- _WORK TO BE COMPLETED_
Keep every line where the word "name" appears; drop the rest.

- _DATA RECORDS_
------------------------------------------------------------

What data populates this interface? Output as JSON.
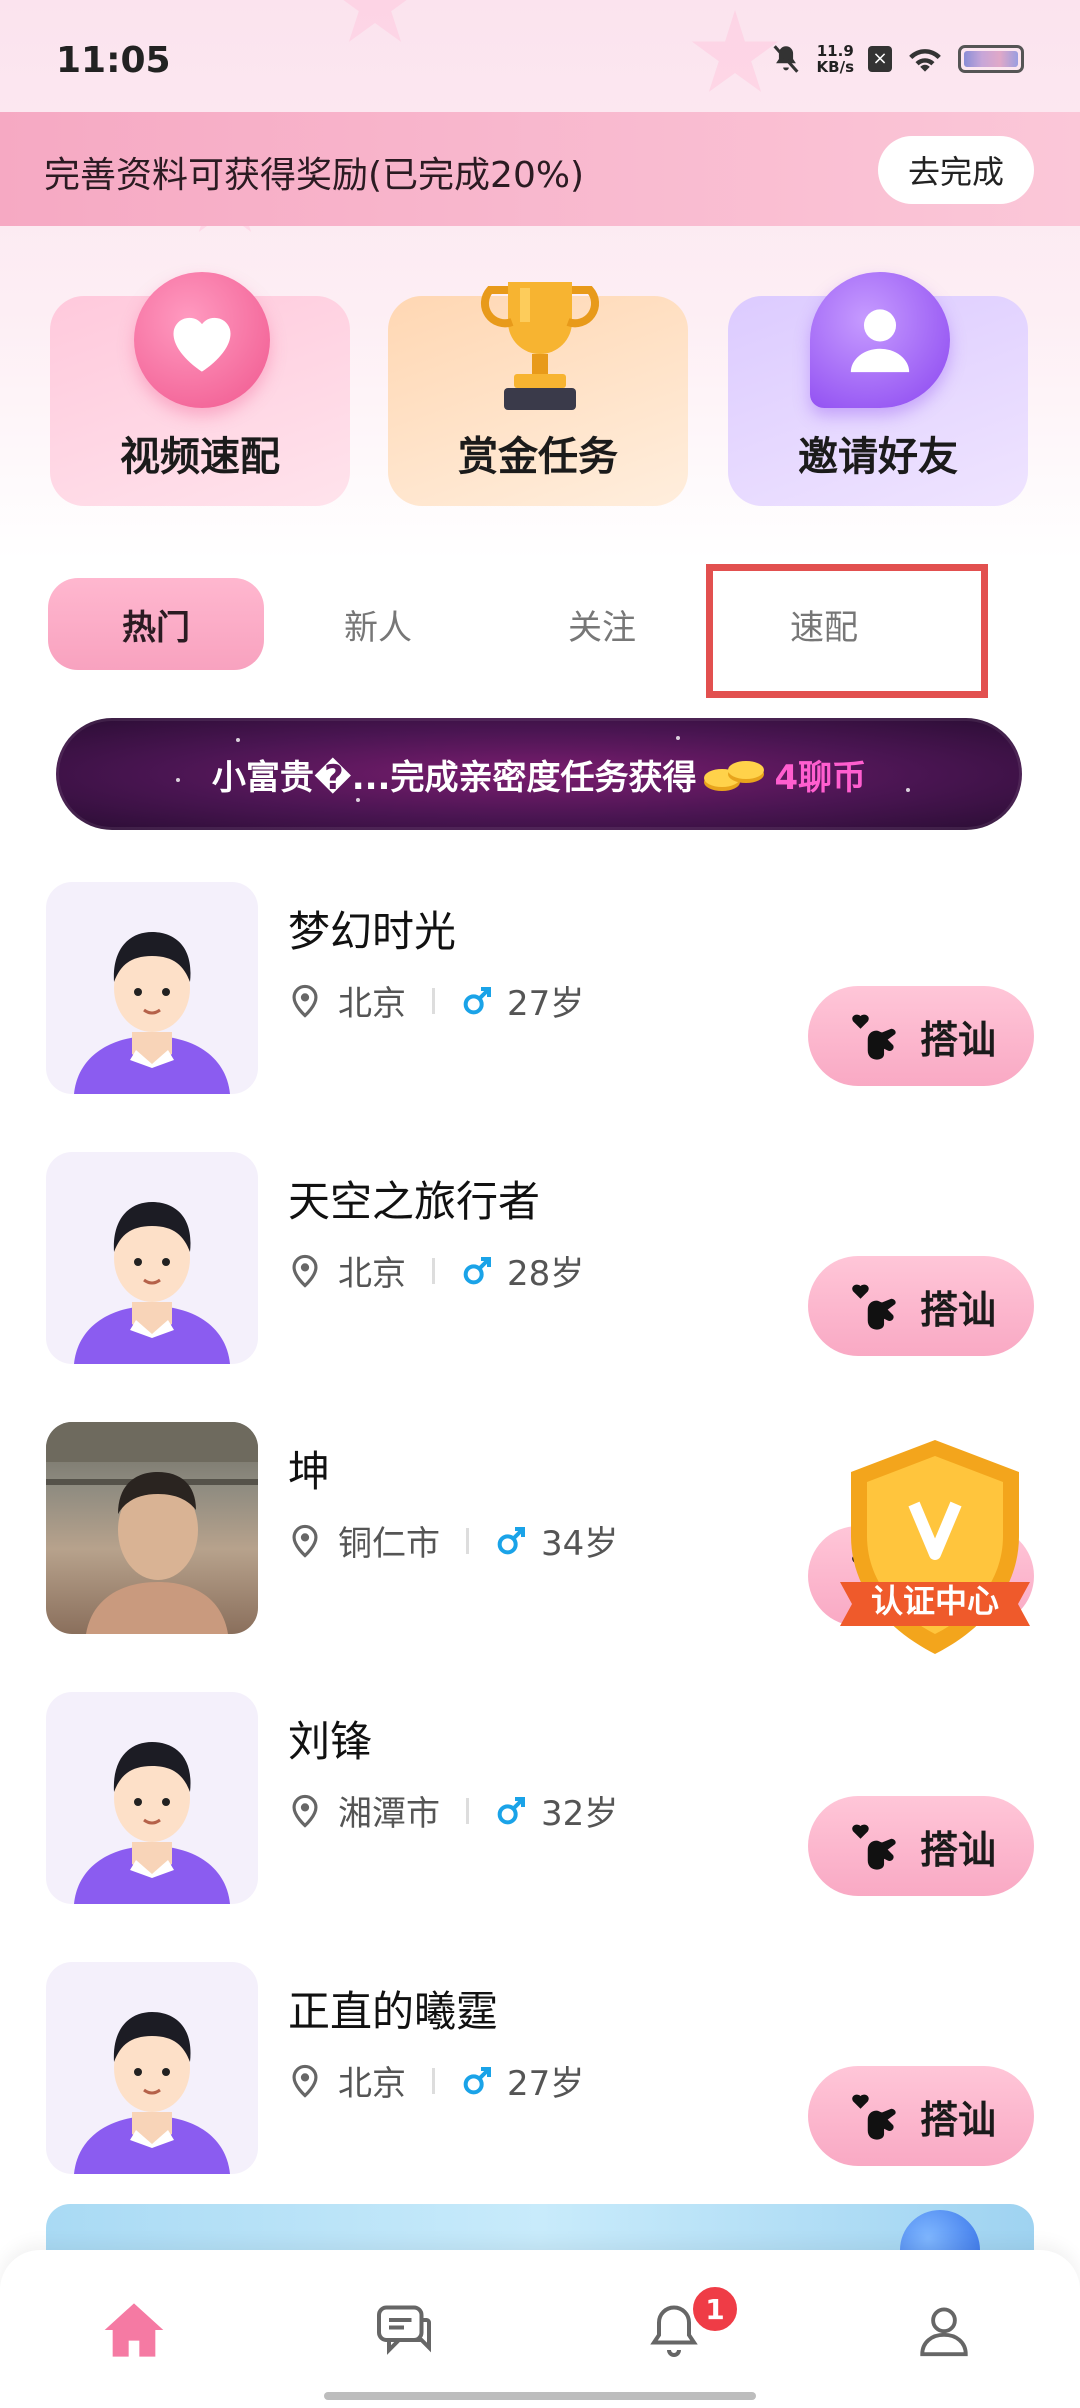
{
  "status_bar": {
    "time": "11:05",
    "net_speed_value": "11.9",
    "net_speed_unit": "KB/s"
  },
  "promo": {
    "text": "完善资料可获得奖励(已完成20%)",
    "button": "去完成"
  },
  "features": [
    {
      "label": "视频速配",
      "icon": "heart-icon"
    },
    {
      "label": "赏金任务",
      "icon": "trophy-icon"
    },
    {
      "label": "邀请好友",
      "icon": "person-chat-icon"
    }
  ],
  "tabs": [
    {
      "label": "热门",
      "active": true
    },
    {
      "label": "新人",
      "active": false
    },
    {
      "label": "关注",
      "active": false
    },
    {
      "label": "速配",
      "active": false
    }
  ],
  "gift_banner": {
    "text": "小富贵�...完成亲密度任务获得",
    "amount": "4聊币"
  },
  "users": [
    {
      "name": "梦幻时光",
      "city": "北京",
      "age": "27岁",
      "button": "搭讪"
    },
    {
      "name": "天空之旅行者",
      "city": "北京",
      "age": "28岁",
      "button": "搭讪"
    },
    {
      "name": "坤",
      "city": "铜仁市",
      "age": "34岁",
      "button": "搭讪"
    },
    {
      "name": "刘锋",
      "city": "湘潭市",
      "age": "32岁",
      "button": "搭讪"
    },
    {
      "name": "正直的曦霆",
      "city": "北京",
      "age": "27岁",
      "button": "搭讪"
    }
  ],
  "verify_badge": {
    "label": "认证中心"
  },
  "bottom_nav": {
    "items": [
      "home-icon",
      "messages-icon",
      "bell-icon",
      "profile-icon"
    ],
    "notification_count": "1"
  },
  "colors": {
    "accent_pink": "#f8a2bf",
    "active_home": "#f57aa3",
    "male_blue": "#1aa3e8",
    "badge_red": "#ef3c46"
  }
}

------------------------------------------------------------

- _REPLY TO THE TASK_
      "name": "梦幻时光",
      "name": "天空之旅行者",
      "name": "坤",
      "name": "刘锋",
      "name": "正直的曦霆",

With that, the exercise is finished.